### [Exercise instructions]
All records should be reproduced verbatim.

### [Material to process]
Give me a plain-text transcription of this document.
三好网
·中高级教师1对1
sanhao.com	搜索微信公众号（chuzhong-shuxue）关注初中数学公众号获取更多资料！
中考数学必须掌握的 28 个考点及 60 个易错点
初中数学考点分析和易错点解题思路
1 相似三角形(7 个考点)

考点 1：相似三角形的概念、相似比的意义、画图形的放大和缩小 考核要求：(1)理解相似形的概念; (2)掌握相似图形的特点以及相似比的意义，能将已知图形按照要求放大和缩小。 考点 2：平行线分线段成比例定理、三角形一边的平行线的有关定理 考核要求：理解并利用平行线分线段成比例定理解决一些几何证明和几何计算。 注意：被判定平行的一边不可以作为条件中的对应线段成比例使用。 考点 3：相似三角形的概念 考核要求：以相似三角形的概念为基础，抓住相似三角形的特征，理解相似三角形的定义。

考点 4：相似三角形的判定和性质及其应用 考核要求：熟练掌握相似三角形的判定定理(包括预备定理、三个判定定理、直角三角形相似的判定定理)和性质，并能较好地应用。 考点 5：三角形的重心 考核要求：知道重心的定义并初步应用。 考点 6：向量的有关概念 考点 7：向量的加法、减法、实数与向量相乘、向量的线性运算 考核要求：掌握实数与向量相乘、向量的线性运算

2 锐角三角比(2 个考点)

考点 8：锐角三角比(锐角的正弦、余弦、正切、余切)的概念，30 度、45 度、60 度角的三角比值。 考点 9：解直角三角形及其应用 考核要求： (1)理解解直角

### [Written answer]
Give me a plain-text transcription of this document.
三好网
·中高级教师1对1
sanhao.com	搜索微信公众号（chuzhong-shuxue）关注初中数学公众号获取更多资料！
中考数学必须掌握的 28 个考点及 60 个易错点
初中数学考点分析和易错点解题思路
1 相似三角形(7 个考点)

考点 1：相似三角形的概念、相似比的意义、画图形的放大和缩小 考核要求：(1)理解相似形的概念; (2)掌握相似图形的特点以及相似比的意义，能将已知图形按照要求放大和缩小。 考点 2：平行线分线段成比例定理、三角形一边的平行线的有关定理 考核要求：理解并利用平行线分线段成比例定理解决一些几何证明和几何计算。 注意：被判定平行的一边不可以作为条件中的对应线段成比例使用。 考点 3：相似三角形的概念 考核要求：以相似三角形的概念为基础，抓住相似三角形的特征，理解相似三角形的定义。

考点 4：相似三角形的判定和性质及其应用 考核要求：熟练掌握相似三角形的判定定理(包括预备定理、三个判定定理、直角三角形相似的判定定理)和性质，并能较好地应用。 考点 5：三角形的重心 考核要求：知道重心的定义并初步应用。 考点 6：向量的有关概念 考点 7：向量的加法、减法、实数与向量相乘、向量的线性运算 考核要求：掌握实数与向量相乘、向量的线性运算

2 锐角三角比(2 个考点)

考点 8：锐角三角比(锐角的正弦、余弦、正切、余切)的概念，30 度、45 度、60 度角的三角比值。 考点 9：解直角三角形及其应用 考核要求： (1)理解解直角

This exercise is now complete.